[Supplied records]
>> START

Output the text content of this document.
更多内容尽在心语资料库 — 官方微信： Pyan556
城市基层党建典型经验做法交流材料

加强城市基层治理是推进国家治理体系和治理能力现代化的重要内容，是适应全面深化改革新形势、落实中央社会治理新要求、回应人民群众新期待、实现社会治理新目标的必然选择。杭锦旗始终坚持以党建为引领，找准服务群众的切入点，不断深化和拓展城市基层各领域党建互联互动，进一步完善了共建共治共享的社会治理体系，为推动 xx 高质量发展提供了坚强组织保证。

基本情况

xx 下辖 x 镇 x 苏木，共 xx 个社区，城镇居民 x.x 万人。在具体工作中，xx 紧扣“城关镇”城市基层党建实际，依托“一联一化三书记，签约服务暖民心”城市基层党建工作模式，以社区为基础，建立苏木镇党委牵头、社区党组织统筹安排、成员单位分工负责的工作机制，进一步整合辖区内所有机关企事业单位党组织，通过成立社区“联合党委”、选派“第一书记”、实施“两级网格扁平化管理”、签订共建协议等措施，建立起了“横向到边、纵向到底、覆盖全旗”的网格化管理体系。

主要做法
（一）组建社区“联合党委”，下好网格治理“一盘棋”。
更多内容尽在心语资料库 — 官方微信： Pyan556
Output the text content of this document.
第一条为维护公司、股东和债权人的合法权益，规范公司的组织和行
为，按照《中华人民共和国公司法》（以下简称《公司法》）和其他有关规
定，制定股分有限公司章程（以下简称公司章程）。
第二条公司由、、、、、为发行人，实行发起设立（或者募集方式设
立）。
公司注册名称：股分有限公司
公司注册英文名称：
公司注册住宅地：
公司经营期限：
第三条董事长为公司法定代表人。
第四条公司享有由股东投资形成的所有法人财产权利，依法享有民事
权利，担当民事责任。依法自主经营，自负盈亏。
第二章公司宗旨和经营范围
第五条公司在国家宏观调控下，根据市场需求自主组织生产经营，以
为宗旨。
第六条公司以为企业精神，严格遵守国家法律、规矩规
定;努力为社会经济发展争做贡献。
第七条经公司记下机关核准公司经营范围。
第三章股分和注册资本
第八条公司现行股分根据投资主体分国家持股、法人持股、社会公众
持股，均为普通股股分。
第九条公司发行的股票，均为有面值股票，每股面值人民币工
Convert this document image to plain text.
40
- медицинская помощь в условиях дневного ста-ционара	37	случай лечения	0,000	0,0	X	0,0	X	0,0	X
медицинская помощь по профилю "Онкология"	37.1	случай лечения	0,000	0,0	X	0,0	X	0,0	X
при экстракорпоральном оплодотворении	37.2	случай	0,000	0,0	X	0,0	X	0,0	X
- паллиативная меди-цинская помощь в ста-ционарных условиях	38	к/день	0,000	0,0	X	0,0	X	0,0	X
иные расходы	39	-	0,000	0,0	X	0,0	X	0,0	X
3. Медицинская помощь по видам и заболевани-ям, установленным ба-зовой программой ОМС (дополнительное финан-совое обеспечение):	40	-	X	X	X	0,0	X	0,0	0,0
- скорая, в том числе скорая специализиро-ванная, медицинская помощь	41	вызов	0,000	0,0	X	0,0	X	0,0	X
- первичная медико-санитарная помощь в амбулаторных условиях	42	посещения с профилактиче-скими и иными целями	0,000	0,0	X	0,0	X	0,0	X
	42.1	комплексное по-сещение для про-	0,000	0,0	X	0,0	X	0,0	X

>> END

[Description of the task]
Leave out every line before the one containing "Convert this document image to plain text."; set down that line and all remaining lines of the material exactly.

[The output]
Convert this document image to plain text.
40
- медицинская помощь в условиях дневного ста-ционара	37	случай лечения	0,000	0,0	X	0,0	X	0,0	X
медицинская помощь по профилю "Онкология"	37.1	случай лечения	0,000	0,0	X	0,0	X	0,0	X
при экстракорпоральном оплодотворении	37.2	случай	0,000	0,0	X	0,0	X	0,0	X
- паллиативная меди-цинская помощь в ста-ционарных условиях	38	к/день	0,000	0,0	X	0,0	X	0,0	X
иные расходы	39	-	0,000	0,0	X	0,0	X	0,0	X
3. Медицинская помощь по видам и заболевани-ям, установленным ба-зовой программой ОМС (дополнительное финан-совое обеспечение):	40	-	X	X	X	0,0	X	0,0	0,0
- скорая, в том числе скорая специализиро-ванная, медицинская помощь	41	вызов	0,000	0,0	X	0,0	X	0,0	X
- первичная медико-санитарная помощь в амбулаторных условиях	42	посещения с профилактиче-скими и иными целями	0,000	0,0	X	0,0	X	0,0	X
	42.1	комплексное по-сещение для про-	0,000	0,0	X	0,0	X	0,0	X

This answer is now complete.